→ MATERIAL SUPPLIED
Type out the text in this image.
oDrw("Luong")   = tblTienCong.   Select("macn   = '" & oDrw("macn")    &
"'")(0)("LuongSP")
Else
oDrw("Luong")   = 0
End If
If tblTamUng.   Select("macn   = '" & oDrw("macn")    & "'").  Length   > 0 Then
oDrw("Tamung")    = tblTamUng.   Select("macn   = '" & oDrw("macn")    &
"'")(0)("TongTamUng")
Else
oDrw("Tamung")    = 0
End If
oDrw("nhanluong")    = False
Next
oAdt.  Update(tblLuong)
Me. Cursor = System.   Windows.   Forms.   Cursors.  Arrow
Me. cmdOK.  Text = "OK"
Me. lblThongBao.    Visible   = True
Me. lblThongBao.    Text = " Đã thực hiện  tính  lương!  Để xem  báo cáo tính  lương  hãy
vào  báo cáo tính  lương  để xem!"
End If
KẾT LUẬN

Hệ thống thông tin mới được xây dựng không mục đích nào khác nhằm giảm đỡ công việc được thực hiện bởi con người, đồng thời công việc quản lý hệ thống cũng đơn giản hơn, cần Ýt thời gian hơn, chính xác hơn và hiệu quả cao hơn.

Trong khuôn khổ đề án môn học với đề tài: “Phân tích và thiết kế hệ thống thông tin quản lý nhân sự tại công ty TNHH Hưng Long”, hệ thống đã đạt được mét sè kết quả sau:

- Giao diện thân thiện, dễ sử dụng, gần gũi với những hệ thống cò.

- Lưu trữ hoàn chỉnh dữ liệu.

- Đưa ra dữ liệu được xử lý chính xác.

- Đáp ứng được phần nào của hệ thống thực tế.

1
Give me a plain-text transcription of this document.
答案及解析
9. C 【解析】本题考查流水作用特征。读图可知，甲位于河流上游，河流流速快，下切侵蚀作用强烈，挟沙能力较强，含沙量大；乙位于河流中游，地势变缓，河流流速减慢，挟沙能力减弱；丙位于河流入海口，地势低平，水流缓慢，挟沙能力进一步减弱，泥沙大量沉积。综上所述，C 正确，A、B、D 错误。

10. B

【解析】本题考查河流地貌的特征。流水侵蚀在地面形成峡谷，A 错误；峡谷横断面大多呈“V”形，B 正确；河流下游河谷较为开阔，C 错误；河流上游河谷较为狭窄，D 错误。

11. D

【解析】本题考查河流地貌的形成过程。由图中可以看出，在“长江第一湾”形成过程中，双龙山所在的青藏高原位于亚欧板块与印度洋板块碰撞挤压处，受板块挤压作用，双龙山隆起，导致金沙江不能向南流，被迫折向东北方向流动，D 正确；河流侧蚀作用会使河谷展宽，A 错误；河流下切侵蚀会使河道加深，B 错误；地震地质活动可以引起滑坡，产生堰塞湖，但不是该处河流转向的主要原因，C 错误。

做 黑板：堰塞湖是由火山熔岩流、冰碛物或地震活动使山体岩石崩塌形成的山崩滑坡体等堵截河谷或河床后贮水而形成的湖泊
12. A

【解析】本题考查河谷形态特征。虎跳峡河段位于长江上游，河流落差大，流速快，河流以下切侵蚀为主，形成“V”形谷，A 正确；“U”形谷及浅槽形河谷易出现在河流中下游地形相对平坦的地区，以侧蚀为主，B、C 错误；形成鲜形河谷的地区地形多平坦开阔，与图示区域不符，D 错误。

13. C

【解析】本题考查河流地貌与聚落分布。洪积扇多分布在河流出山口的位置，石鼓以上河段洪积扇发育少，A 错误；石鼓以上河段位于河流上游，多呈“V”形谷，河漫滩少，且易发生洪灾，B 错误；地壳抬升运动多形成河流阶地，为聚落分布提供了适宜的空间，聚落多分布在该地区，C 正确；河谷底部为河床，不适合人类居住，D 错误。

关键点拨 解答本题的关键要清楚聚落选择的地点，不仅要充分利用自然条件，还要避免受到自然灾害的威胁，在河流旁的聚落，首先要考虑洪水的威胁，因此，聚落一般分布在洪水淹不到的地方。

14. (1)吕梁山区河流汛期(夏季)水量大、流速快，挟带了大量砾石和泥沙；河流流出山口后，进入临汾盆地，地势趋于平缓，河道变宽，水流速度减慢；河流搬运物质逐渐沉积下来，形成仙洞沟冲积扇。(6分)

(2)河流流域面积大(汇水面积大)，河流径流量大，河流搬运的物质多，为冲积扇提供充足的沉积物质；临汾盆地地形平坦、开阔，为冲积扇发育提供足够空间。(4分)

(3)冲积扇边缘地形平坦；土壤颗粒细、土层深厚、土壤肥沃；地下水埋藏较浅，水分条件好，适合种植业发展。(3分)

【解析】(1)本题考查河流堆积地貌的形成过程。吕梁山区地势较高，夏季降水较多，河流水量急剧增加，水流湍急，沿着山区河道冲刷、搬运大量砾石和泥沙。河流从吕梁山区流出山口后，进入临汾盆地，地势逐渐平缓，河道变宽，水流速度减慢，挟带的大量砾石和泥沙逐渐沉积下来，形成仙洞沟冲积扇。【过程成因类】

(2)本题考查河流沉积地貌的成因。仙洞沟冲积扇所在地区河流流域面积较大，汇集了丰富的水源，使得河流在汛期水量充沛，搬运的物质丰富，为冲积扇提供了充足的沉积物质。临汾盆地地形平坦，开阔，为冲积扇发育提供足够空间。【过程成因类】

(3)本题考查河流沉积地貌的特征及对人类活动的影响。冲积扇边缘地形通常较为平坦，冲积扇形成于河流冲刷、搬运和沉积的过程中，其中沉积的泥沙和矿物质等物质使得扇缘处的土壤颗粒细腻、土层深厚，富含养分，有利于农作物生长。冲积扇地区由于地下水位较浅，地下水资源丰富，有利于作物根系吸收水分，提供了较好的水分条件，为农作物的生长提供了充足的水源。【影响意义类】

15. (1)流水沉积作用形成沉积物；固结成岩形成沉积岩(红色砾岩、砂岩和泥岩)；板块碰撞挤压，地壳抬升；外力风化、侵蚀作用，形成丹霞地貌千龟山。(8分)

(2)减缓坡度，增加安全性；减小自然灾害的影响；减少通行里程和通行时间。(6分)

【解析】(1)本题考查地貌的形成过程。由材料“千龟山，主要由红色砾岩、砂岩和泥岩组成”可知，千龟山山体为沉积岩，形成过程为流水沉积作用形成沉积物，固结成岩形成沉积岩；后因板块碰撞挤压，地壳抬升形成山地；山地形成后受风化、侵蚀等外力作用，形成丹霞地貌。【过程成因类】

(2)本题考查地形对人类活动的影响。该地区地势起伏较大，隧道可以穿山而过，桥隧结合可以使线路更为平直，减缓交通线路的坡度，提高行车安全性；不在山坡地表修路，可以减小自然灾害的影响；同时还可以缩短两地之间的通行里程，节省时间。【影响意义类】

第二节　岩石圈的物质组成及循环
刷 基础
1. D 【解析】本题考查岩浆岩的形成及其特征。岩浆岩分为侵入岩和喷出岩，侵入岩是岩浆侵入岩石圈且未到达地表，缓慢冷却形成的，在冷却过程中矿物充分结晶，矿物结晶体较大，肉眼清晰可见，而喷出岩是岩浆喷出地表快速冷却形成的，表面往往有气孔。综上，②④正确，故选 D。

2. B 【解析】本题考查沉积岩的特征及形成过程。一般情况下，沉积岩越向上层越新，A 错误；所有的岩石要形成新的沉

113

→ TASK TO CARRY OUT
Identify which lines contain the word "临汾盆地地形平坦" and copy each one.

→ RESPONSE
(2)河流流域面积大(汇水面积大)，河流径流量大，河流搬运的物质多，为冲积扇提供充足的沉积物质；临汾盆地地形平坦、开阔，为冲积扇发育提供足够空间。(4分)
(2)本题考查河流沉积地貌的成因。仙洞沟冲积扇所在地区河流流域面积较大，汇集了丰富的水源，使得河流在汛期水量充沛，搬运的物质丰富，为冲积扇提供了充足的沉积物质。临汾盆地地形平坦，开阔，为冲积扇发育提供足够空间。【过程成因类】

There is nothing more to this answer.